* [TASK BRIEF]:
Images are not part of the copy; write out the rest of the data exactly as given.

* [GIVEN INFORMATION]:
###

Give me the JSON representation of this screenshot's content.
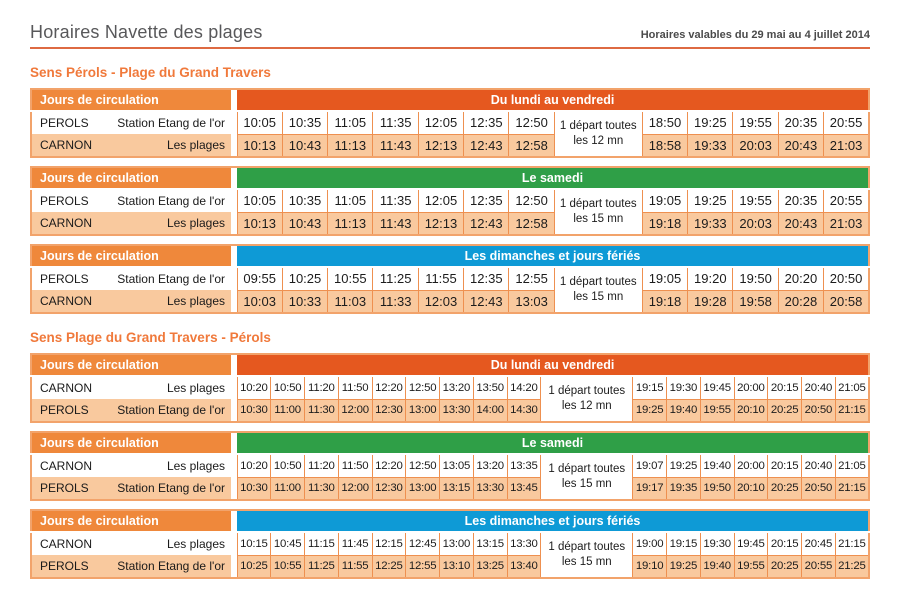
{
  "header": {
    "title": "Horaires Navette des plages",
    "validity": "Horaires valables du 29 mai au 4 juillet 2014"
  },
  "labels": {
    "jours": "Jours de circulation"
  },
  "colors": {
    "orange": "#EF883B",
    "weekday": "#E5581F",
    "saturday": "#2F9F47",
    "sunday": "#0E9AD6",
    "peach": "#F9C99E",
    "cell_border": "#EE9050",
    "table_border": "#F2A36B",
    "rule": "#DE6A42",
    "heading_orange": "#F0793B",
    "title_gray": "#58585A"
  },
  "sections": [
    {
      "heading": "Sens Pérols - Plage du Grand Travers",
      "tables": [
        {
          "key": "weekday",
          "day_label": "Du lundi au vendredi",
          "day_color_key": "weekday",
          "note": [
            "1 départ toutes",
            "les 12 mn"
          ],
          "split": 7,
          "rows": [
            {
              "city": "PEROLS",
              "stop": "Station Etang de l'or",
              "times": [
                "10:05",
                "10:35",
                "11:05",
                "11:35",
                "12:05",
                "12:35",
                "12:50",
                "18:50",
                "19:25",
                "19:55",
                "20:35",
                "20:55"
              ]
            },
            {
              "city": "CARNON",
              "stop": "Les plages",
              "times": [
                "10:13",
                "10:43",
                "11:13",
                "11:43",
                "12:13",
                "12:43",
                "12:58",
                "18:58",
                "19:33",
                "20:03",
                "20:43",
                "21:03"
              ]
            }
          ]
        },
        {
          "key": "saturday",
          "day_label": "Le samedi",
          "day_color_key": "saturday",
          "note": [
            "1 départ toutes",
            "les 15 mn"
          ],
          "split": 7,
          "rows": [
            {
              "city": "PEROLS",
              "stop": "Station Etang de l'or",
              "times": [
                "10:05",
                "10:35",
                "11:05",
                "11:35",
                "12:05",
                "12:35",
                "12:50",
                "19:05",
                "19:25",
                "19:55",
                "20:35",
                "20:55"
              ]
            },
            {
              "city": "CARNON",
              "stop": "Les plages",
              "times": [
                "10:13",
                "10:43",
                "11:13",
                "11:43",
                "12:13",
                "12:43",
                "12:58",
                "19:18",
                "19:33",
                "20:03",
                "20:43",
                "21:03"
              ]
            }
          ]
        },
        {
          "key": "sunday",
          "day_label": "Les dimanches et jours fériés",
          "day_color_key": "sunday",
          "note": [
            "1 départ toutes",
            "les 15 mn"
          ],
          "split": 7,
          "rows": [
            {
              "city": "PEROLS",
              "stop": "Station Etang de l'or",
              "times": [
                "09:55",
                "10:25",
                "10:55",
                "11:25",
                "11:55",
                "12:35",
                "12:55",
                "19:05",
                "19:20",
                "19:50",
                "20:20",
                "20:50"
              ]
            },
            {
              "city": "CARNON",
              "stop": "Les plages",
              "times": [
                "10:03",
                "10:33",
                "11:03",
                "11:33",
                "12:03",
                "12:43",
                "13:03",
                "19:18",
                "19:28",
                "19:58",
                "20:28",
                "20:58"
              ]
            }
          ]
        }
      ]
    },
    {
      "heading": "Sens Plage du Grand Travers - Pérols",
      "tables": [
        {
          "key": "weekday",
          "day_label": "Du lundi au vendredi",
          "day_color_key": "weekday",
          "note": [
            "1 départ toutes",
            "les 12 mn"
          ],
          "split": 9,
          "rows": [
            {
              "city": "CARNON",
              "stop": "Les plages",
              "times": [
                "10:20",
                "10:50",
                "11:20",
                "11:50",
                "12:20",
                "12:50",
                "13:20",
                "13:50",
                "14:20",
                "19:15",
                "19:30",
                "19:45",
                "20:00",
                "20:15",
                "20:40",
                "21:05"
              ]
            },
            {
              "city": "PEROLS",
              "stop": "Station Etang de l'or",
              "times": [
                "10:30",
                "11:00",
                "11:30",
                "12:00",
                "12:30",
                "13:00",
                "13:30",
                "14:00",
                "14:30",
                "19:25",
                "19:40",
                "19:55",
                "20:10",
                "20:25",
                "20:50",
                "21:15"
              ]
            }
          ]
        },
        {
          "key": "saturday",
          "day_label": "Le samedi",
          "day_color_key": "saturday",
          "note": [
            "1 départ toutes",
            "les 15 mn"
          ],
          "split": 9,
          "rows": [
            {
              "city": "CARNON",
              "stop": "Les plages",
              "times": [
                "10:20",
                "10:50",
                "11:20",
                "11:50",
                "12:20",
                "12:50",
                "13:05",
                "13:20",
                "13:35",
                "19:07",
                "19:25",
                "19:40",
                "20:00",
                "20:15",
                "20:40",
                "21:05"
              ]
            },
            {
              "city": "PEROLS",
              "stop": "Station Etang de l'or",
              "times": [
                "10:30",
                "11:00",
                "11:30",
                "12:00",
                "12:30",
                "13:00",
                "13:15",
                "13:30",
                "13:45",
                "19:17",
                "19:35",
                "19:50",
                "20:10",
                "20:25",
                "20:50",
                "21:15"
              ]
            }
          ]
        },
        {
          "key": "sunday",
          "day_label": "Les dimanches et jours fériés",
          "day_color_key": "sunday",
          "note": [
            "1 départ toutes",
            "les 15 mn"
          ],
          "split": 9,
          "rows": [
            {
              "city": "CARNON",
              "stop": "Les plages",
              "times": [
                "10:15",
                "10:45",
                "11:15",
                "11:45",
                "12:15",
                "12:45",
                "13:00",
                "13:15",
                "13:30",
                "19:00",
                "19:15",
                "19:30",
                "19:45",
                "20:15",
                "20:45",
                "21:15"
              ]
            },
            {
              "city": "PEROLS",
              "stop": "Station Etang de l'or",
              "times": [
                "10:25",
                "10:55",
                "11:25",
                "11:55",
                "12:25",
                "12:55",
                "13:10",
                "13:25",
                "13:40",
                "19:10",
                "19:25",
                "19:40",
                "19:55",
                "20:25",
                "20:55",
                "21:25"
              ]
            }
          ]
        }
      ]
    }
  ]
}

###

* [CORRECT OUTPUT]:
Give me the JSON representation of this screenshot's content.
{
  "header": {
    "title": "Horaires Navette des plages",
    "validity": "Horaires valables du 29 mai au 4 juillet 2014"
  },
  "labels": {
    "jours": "Jours de circulation"
  },
  "colors": {
    "orange": "#EF883B",
    "weekday": "#E5581F",
    "saturday": "#2F9F47",
    "sunday": "#0E9AD6",
    "peach": "#F9C99E",
    "cell_border": "#EE9050",
    "table_border": "#F2A36B",
    "rule": "#DE6A42",
    "heading_orange": "#F0793B",
    "title_gray": "#58585A"
  },
  "sections": [
    {
      "heading": "Sens Pérols - Plage du Grand Travers",
      "tables": [
        {
          "key": "weekday",
          "day_label": "Du lundi au vendredi",
          "day_color_key": "weekday",
          "note": [
            "1 départ toutes",
            "les 12 mn"
          ],
          "split": 7,
          "rows": [
            {
              "city": "PEROLS",
              "stop": "Station Etang de l'or",
              "times": [
                "10:05",
                "10:35",
                "11:05",
                "11:35",
                "12:05",
                "12:35",
                "12:50",
                "18:50",
                "19:25",
                "19:55",
                "20:35",
                "20:55"
              ]
            },
            {
              "city": "CARNON",
              "stop": "Les plages",
              "times": [
                "10:13",
                "10:43",
                "11:13",
                "11:43",
                "12:13",
                "12:43",
                "12:58",
                "18:58",
                "19:33",
                "20:03",
                "20:43",
                "21:03"
              ]
            }
          ]
        },
        {
          "key": "saturday",
          "day_label": "Le samedi",
          "day_color_key": "saturday",
          "note": [
            "1 départ toutes",
            "les 15 mn"
          ],
          "split": 7,
          "rows": [
            {
              "city": "PEROLS",
              "stop": "Station Etang de l'or",
              "times": [
                "10:05",
                "10:35",
                "11:05",
                "11:35",
                "12:05",
                "12:35",
                "12:50",
                "19:05",
                "19:25",
                "19:55",
                "20:35",
                "20:55"
              ]
            },
            {
              "city": "CARNON",
              "stop": "Les plages",
              "times": [
                "10:13",
                "10:43",
                "11:13",
                "11:43",
                "12:13",
                "12:43",
                "12:58",
                "19:18",
                "19:33",
                "20:03",
                "20:43",
                "21:03"
              ]
            }
          ]
        },
        {
          "key": "sunday",
          "day_label": "Les dimanches et jours fériés",
          "day_color_key": "sunday",
          "note": [
            "1 départ toutes",
            "les 15 mn"
          ],
          "split": 7,
          "rows": [
            {
              "city": "PEROLS",
              "stop": "Station Etang de l'or",
              "times": [
                "09:55",
                "10:25",
                "10:55",
                "11:25",
                "11:55",
                "12:35",
                "12:55",
                "19:05",
                "19:20",
                "19:50",
                "20:20",
                "20:50"
              ]
            },
            {
              "city": "CARNON",
              "stop": "Les plages",
              "times": [
                "10:03",
                "10:33",
                "11:03",
                "11:33",
                "12:03",
                "12:43",
                "13:03",
                "19:18",
                "19:28",
                "19:58",
                "20:28",
                "20:58"
              ]
            }
          ]
        }
      ]
    },
    {
      "heading": "Sens Plage du Grand Travers - Pérols",
      "tables": [
        {
          "key": "weekday",
          "day_label": "Du lundi au vendredi",
          "day_color_key": "weekday",
          "note": [
            "1 départ toutes",
            "les 12 mn"
          ],
          "split": 9,
          "rows": [
            {
              "city": "CARNON",
              "stop": "Les plages",
              "times": [
                "10:20",
                "10:50",
                "11:20",
                "11:50",
                "12:20",
                "12:50",
                "13:20",
                "13:50",
                "14:20",
                "19:15",
                "19:30",
                "19:45",
                "20:00",
                "20:15",
                "20:40",
                "21:05"
              ]
            },
            {
              "city": "PEROLS",
              "stop": "Station Etang de l'or",
              "times": [
                "10:30",
                "11:00",
                "11:30",
                "12:00",
                "12:30",
                "13:00",
                "13:30",
                "14:00",
                "14:30",
                "19:25",
                "19:40",
                "19:55",
                "20:10",
                "20:25",
                "20:50",
                "21:15"
              ]
            }
          ]
        },
        {
          "key": "saturday",
          "day_label": "Le samedi",
          "day_color_key": "saturday",
          "note": [
            "1 départ toutes",
            "les 15 mn"
          ],
          "split": 9,
          "rows": [
            {
              "city": "CARNON",
              "stop": "Les plages",
              "times": [
                "10:20",
                "10:50",
                "11:20",
                "11:50",
                "12:20",
                "12:50",
                "13:05",
                "13:20",
                "13:35",
                "19:07",
                "19:25",
                "19:40",
                "20:00",
                "20:15",
                "20:40",
                "21:05"
              ]
            },
            {
              "city": "PEROLS",
              "stop": "Station Etang de l'or",
              "times": [
                "10:30",
                "11:00",
                "11:30",
                "12:00",
                "12:30",
                "13:00",
                "13:15",
                "13:30",
                "13:45",
                "19:17",
                "19:35",
                "19:50",
                "20:10",
                "20:25",
                "20:50",
                "21:15"
              ]
            }
          ]
        },
        {
          "key": "sunday",
          "day_label": "Les dimanches et jours fériés",
          "day_color_key": "sunday",
          "note": [
            "1 départ toutes",
            "les 15 mn"
          ],
          "split": 9,
          "rows": [
            {
              "city": "CARNON",
              "stop": "Les plages",
              "times": [
                "10:15",
                "10:45",
                "11:15",
                "11:45",
                "12:15",
                "12:45",
                "13:00",
                "13:15",
                "13:30",
                "19:00",
                "19:15",
                "19:30",
                "19:45",
                "20:15",
                "20:45",
                "21:15"
              ]
            },
            {
              "city": "PEROLS",
              "stop": "Station Etang de l'or",
              "times": [
                "10:25",
                "10:55",
                "11:25",
                "11:55",
                "12:25",
                "12:55",
                "13:10",
                "13:25",
                "13:40",
                "19:10",
                "19:25",
                "19:40",
                "19:55",
                "20:25",
                "20:55",
                "21:25"
              ]
            }
          ]
        }
      ]
    }
  ]
}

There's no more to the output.